PAGE EXCERPT »
= = = = =
Two anthologies sit on my table this week, close to hand.  One old - A Winter Miscellany edited and compiled by Humbert Wolfe (Viking 1930) and one new - How Lovely the Ruins:  Inspirational Poems and Words for Difficult Times compiled by Annie Chagnot and Emi Ikkanda, with an introduction by Elizabeth Alexander (Spiegel & Grau 2017): 


The former is perfect for this time of year.  The jacket flap tells us it is "...a garland for the bleak season."  It also tells us that "This volume will be accused of being an anthology - but the imputation is hotly denied by the compilers.  It is, in fact, what three comparatively active minds have found to like and dislike in winter."  This statement notwithstanding, as far as I can make out, the book is certainly an anthology.  It contains commentary and original poetry (fair to middling, it must be said) by Humbert Wolfe, alongside selections from other authors, arranged into sections such as Countryman's Winter, Traveller's Winter, Reveller's and Fireside Winter, The Poet's Winter, God and Mary's Winter, etc.  Who is here?  Robert Louis Stevenson, Horace Walpole, Robert Burns, John Clare, Gilbert White, Emily Brontë, and many others, that's who, alongside known and anonymous writers of ancient and medieval times.  There is poetry, prose, and song.  Overall a charming book with some of its pages still uncut, even after all these years (I have a sharp letter-opener at the ready, in lieu of a paper knife).  And the theme - the winter months, snow, storms, night winds, revelry, sacredness - perfect to linger with, while also savoring The Christmas Chronicles by Nigel Slater, which I am still in the thick of.

The latter is perfect for this political, historical moment.  I wouldn't ordinarily buy a book like this, new, at full price, but I was visiting a local bookshop with a friend last week and the cover really got me.  I held the book and hesitated, thinking, I don't need this.  (Haven't we all been there?  Standing in a bookshop, book in hand, questioning ourselves...?)  Then I opened it at random in a few places and what I read left me no doubt that This is exactly what I need.  The editors are upfront about the fact that they gleaned much of what appears in this book from poems and quotes that have been making the rounds on social media.  The jacket flap also says the book's selections celebrate "...our capacity for compassion, our patriotism, our right to protest, and our ability to persevere..."  Sections include Against Tyranny, The New Patriots, Gathering Strength, etc.  Included within are Maya Angelou, Emily Dickinson, Langston Hughes, Wendell Berry, Ralph Ellison, Naomi Shihab Nye, Jamaal May (the wonderful title of the book is from his poem There Are Birds Here), and many others.  At just under 200 pages, though, I found myself wishing for a lot more.  However, I don't mean to complain, since what there is, is pretty great.  Take this bit, a few lines from the poem Daily Bread by Ocean Vuong (p.111; read the whole poem here):

"...Listen,
 the year is gone.  I know
 nothing of my country.  I write things
 down.  I build a life & tear it apart
 & the sun keeps shining."
= = = = =
SHORT TASK » In the passage above about two anthologies, which poet's poem supplies the title of How Lovely the Ruins?

MATERIAL PROVIDED »
= = = = =
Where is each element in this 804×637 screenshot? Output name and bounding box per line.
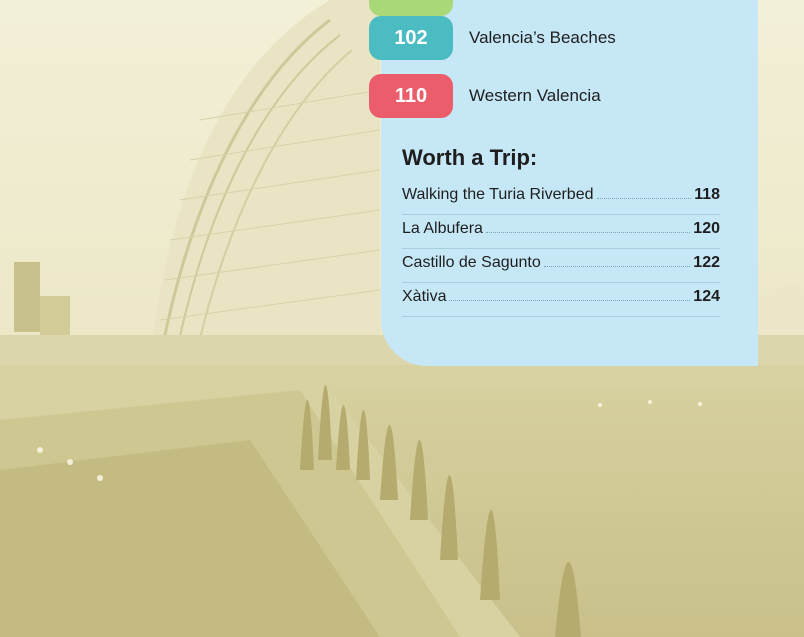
= = = = =
RESPONSE » Jamaal May, whose poem There Are Birds Here supplies the title.